→ **TEXT SEGMENT**

The Effects of Submaximal and Maximal Exercise on Heart Rate Variability

The purpose of this study was to examine heart rate variability (HRV) at rest, and during submaximal (100 bpm) and maximal exercise in collegiate distance runners. We predicted there would be less HRV during exercise. Eight collegiate runners (19–22 yrs) were recruited for participation. The participants were equipped with a standard Lead II EKG to record HRV at rest. The participants then performed an incremental VO(2max) test while running on a treadmill. EKG was recorded throughout the exercise test and HRV was later calculated during the submaximal and maximal exercise. To assess HRV the standard deviation of R-R intervals (SDNN) was calculated at rest and during submaximal and maximal exercise. A one-way ANOVA was used to determine HRV differences between these three states. The average R-R interval was 0.961 ± 0.155 s (64 bpm), 0.413 ± 0.018 s (146 bpm), and 0.321 ± 0.008 s (187 bpm) for rest, submaximal, and maximal exercise, respectively. There were significant differences in SDNN from rest to submaximal (0.108 ± 0.055 to 0.008 ± 0.002 s, p < 0.05), and from rest to maximal exercise (0.108 ± 0.055 to 0.006 ± 0.002 s, p < 0.05). When comparing HRV between the resting and exercise states it seems that the parasympathetic nervous system (PNS) influence at rest contributes to greater HRV, whereas the sympathetic nervous system (SNS) influence during both submaximal and maximal exercise corresponds to a reduced HRV. These effects may be related to the enhanced automaticity effects of norepinephrine acting on its B(1) receptor sites in the heart.

→ **SOURCE INFORMATION**
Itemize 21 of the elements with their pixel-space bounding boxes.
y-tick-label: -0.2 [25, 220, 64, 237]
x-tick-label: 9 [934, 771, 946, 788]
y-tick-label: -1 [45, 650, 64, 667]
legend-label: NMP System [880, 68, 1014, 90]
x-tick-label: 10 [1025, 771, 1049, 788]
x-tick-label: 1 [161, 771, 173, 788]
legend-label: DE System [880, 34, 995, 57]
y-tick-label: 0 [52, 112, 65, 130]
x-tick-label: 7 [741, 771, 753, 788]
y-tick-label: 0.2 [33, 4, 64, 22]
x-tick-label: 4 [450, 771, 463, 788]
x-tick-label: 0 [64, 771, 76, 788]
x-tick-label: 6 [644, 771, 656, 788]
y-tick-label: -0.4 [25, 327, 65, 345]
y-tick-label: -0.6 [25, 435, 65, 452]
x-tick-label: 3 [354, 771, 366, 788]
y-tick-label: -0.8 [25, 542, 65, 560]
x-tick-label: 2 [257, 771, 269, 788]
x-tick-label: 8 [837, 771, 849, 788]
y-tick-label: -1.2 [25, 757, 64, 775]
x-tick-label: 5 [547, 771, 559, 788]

→ **WORK ITEM**
Translate this sentence from the heart rate variability abstract into Spanish: "A one-way ANOVA was used to determine HRV differences between these three states."

→ **TASK RESULT**
Se utilizó un ANOVA de un factor para determinar las diferencias de HRV entre estos tres estados.